Element and region listings
----------

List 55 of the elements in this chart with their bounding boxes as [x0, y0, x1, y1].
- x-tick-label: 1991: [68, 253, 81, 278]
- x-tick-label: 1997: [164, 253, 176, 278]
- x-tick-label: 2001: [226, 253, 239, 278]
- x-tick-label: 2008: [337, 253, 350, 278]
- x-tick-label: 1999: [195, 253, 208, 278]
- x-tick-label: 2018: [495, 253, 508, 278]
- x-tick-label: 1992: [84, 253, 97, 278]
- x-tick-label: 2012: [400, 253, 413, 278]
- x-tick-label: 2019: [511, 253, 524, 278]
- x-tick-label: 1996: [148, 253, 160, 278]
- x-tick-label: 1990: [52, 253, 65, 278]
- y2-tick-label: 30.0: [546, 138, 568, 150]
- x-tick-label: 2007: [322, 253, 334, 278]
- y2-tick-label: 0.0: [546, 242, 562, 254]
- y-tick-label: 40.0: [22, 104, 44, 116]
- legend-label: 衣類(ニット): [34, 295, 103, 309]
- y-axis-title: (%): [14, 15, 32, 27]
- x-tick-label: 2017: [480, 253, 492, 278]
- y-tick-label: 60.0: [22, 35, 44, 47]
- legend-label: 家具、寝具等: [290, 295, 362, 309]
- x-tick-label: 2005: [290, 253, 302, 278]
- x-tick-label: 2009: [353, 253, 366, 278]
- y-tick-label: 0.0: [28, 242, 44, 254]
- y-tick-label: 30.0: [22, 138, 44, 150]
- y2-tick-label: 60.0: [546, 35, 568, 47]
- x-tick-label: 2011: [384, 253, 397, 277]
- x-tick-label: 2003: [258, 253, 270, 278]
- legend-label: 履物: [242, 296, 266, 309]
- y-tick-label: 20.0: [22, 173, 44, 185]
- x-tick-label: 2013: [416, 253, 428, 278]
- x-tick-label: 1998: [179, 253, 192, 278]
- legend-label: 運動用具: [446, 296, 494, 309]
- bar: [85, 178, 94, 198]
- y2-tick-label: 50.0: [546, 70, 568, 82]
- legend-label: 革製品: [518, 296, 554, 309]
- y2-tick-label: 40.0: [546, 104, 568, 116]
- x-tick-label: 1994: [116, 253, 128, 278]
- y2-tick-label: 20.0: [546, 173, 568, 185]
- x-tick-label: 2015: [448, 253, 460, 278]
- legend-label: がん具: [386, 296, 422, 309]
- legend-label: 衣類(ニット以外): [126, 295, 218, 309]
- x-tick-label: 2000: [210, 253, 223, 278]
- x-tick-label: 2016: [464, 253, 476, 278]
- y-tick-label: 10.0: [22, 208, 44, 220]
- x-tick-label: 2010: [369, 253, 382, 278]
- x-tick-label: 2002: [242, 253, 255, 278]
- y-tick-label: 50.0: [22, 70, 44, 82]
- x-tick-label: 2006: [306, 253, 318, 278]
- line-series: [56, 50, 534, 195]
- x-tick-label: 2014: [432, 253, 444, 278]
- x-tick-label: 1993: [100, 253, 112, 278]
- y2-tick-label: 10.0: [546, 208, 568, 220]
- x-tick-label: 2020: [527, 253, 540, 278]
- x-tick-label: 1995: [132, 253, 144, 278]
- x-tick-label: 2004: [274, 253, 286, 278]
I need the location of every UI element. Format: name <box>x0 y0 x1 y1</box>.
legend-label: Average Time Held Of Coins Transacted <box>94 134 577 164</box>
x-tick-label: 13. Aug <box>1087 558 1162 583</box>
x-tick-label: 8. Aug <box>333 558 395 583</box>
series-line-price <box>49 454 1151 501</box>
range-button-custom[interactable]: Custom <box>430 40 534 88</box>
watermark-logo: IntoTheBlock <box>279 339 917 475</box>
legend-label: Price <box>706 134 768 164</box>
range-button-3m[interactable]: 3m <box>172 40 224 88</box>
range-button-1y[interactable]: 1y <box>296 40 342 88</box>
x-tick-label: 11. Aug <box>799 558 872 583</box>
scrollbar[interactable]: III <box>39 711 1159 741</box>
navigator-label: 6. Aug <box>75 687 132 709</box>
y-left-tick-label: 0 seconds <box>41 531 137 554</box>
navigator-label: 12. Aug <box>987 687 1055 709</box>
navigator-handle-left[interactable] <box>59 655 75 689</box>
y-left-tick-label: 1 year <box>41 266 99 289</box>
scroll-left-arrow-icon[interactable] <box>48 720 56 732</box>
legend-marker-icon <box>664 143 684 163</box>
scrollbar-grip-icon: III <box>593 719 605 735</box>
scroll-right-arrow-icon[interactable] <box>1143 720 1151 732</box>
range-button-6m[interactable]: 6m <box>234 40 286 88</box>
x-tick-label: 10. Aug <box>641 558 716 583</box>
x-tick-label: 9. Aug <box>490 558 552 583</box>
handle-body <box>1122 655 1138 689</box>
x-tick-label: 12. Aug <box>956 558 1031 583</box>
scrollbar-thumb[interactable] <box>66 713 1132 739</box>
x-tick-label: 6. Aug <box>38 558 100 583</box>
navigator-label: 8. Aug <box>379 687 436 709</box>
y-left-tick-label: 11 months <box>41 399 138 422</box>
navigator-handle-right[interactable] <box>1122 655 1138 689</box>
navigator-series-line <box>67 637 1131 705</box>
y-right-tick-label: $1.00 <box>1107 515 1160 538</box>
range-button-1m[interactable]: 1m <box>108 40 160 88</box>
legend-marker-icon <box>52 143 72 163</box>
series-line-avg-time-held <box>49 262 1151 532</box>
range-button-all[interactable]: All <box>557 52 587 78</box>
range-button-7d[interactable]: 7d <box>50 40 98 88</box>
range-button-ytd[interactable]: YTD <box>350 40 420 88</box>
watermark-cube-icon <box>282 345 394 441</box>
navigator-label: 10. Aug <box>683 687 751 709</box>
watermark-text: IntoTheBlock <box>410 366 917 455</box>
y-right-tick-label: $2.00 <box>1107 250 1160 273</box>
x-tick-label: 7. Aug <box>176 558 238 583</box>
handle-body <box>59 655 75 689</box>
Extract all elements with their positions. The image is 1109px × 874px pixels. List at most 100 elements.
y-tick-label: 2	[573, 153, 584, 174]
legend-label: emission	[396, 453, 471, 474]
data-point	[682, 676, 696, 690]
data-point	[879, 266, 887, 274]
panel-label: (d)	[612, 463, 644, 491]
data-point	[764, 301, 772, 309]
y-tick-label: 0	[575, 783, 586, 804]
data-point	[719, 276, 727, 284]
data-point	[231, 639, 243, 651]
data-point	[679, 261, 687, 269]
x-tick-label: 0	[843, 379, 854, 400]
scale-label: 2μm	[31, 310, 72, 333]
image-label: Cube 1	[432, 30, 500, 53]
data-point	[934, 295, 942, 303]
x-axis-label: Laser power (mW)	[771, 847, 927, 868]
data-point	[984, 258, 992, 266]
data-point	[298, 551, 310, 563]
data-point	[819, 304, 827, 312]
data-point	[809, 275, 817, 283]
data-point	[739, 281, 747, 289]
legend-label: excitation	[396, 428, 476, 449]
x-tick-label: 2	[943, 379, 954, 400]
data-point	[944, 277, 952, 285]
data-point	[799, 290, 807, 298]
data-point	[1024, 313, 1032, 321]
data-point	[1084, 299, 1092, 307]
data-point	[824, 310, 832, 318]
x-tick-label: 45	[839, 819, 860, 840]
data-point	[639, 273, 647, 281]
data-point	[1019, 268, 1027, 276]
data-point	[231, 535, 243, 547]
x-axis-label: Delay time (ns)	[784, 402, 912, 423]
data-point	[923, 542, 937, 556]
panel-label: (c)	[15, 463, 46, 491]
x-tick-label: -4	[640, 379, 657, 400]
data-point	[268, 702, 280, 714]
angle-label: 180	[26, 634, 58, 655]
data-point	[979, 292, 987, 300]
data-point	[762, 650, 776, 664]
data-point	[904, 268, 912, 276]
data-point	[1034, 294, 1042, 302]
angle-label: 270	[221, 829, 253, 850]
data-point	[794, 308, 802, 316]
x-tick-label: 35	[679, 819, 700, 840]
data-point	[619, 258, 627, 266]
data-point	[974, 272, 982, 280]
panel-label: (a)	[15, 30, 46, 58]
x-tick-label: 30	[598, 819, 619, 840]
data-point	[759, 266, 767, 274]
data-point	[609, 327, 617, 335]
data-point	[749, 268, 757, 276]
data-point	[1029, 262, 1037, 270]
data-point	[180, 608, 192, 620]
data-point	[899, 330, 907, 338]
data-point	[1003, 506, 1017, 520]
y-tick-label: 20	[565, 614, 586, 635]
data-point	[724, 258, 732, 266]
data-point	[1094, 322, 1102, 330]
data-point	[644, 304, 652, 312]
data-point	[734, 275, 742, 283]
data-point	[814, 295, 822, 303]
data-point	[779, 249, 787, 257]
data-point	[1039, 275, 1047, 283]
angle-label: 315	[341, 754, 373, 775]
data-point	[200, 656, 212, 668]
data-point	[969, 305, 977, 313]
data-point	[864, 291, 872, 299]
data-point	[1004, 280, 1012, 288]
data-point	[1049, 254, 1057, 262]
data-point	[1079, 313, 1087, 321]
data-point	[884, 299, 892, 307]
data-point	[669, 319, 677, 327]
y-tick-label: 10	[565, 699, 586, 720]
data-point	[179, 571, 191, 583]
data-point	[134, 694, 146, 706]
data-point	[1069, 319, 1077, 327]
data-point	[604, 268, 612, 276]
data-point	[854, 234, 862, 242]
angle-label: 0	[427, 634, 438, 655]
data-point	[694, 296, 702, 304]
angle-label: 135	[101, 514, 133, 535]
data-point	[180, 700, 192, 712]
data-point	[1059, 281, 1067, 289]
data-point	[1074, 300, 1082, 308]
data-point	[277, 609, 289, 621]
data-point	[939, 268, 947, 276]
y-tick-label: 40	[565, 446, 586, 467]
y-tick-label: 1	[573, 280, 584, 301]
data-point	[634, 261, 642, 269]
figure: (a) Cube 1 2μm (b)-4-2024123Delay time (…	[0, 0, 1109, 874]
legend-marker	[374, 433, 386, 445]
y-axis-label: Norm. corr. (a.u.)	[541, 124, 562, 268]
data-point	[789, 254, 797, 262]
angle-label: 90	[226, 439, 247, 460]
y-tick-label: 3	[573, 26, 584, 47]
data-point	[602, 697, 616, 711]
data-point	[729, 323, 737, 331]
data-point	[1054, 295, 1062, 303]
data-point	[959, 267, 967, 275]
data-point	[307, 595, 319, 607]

----------

- Directions
Can you retype, word for word, the listing from its first line through the line that contains "- x-tick-label: 2012: [400, 253, 413, 278]", with both of those lines included?

- Correct answer
List 55 of the elements in this chart with their bounding boxes as [x0, y0, x1, y1].
- x-tick-label: 1991: [68, 253, 81, 278]
- x-tick-label: 1997: [164, 253, 176, 278]
- x-tick-label: 2001: [226, 253, 239, 278]
- x-tick-label: 2008: [337, 253, 350, 278]
- x-tick-label: 1999: [195, 253, 208, 278]
- x-tick-label: 2018: [495, 253, 508, 278]
- x-tick-label: 1992: [84, 253, 97, 278]
- x-tick-label: 2012: [400, 253, 413, 278]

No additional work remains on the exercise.